## Dataset
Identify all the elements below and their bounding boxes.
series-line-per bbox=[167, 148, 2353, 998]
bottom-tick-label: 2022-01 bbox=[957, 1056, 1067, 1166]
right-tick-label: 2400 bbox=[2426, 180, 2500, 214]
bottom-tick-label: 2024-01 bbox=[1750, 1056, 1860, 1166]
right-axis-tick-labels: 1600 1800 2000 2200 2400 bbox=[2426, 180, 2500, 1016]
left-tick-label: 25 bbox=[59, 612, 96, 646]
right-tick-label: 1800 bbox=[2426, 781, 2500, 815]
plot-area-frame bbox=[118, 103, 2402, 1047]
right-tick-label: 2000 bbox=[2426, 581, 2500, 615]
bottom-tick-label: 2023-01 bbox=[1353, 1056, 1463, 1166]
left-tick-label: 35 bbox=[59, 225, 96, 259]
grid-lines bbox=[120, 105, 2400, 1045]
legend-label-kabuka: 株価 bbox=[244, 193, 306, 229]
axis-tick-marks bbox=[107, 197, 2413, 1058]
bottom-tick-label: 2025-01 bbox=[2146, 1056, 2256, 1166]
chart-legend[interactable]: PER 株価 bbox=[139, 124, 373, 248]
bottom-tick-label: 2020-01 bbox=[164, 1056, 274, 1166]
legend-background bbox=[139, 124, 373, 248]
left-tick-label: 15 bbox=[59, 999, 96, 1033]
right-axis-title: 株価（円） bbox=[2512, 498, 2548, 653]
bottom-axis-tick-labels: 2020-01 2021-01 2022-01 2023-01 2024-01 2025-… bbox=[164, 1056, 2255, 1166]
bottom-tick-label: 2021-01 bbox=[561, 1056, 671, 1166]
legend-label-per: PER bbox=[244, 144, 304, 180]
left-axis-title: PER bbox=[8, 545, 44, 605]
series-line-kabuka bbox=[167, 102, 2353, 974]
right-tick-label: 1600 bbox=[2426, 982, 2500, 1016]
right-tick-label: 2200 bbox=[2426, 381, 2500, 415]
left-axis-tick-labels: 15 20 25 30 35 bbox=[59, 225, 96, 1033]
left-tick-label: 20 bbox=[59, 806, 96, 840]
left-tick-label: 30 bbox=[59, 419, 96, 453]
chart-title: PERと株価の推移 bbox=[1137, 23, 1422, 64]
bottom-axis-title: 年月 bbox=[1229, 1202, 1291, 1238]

## What the task requires
Give the entries as a JSON list of strings, one per line and skipping blank lines, starting at the first line and going on through the line with "bottom-tick-label: 2024-01 bbox=[1750, 1056, 1860, 1166]".

## Correct response
[
  "Identify all the elements below and their bounding boxes.",
  "series-line-per bbox=[167, 148, 2353, 998]",
  "bottom-tick-label: 2022-01 bbox=[957, 1056, 1067, 1166]",
  "right-tick-label: 2400 bbox=[2426, 180, 2500, 214]",
  "bottom-tick-label: 2024-01 bbox=[1750, 1056, 1860, 1166]"
]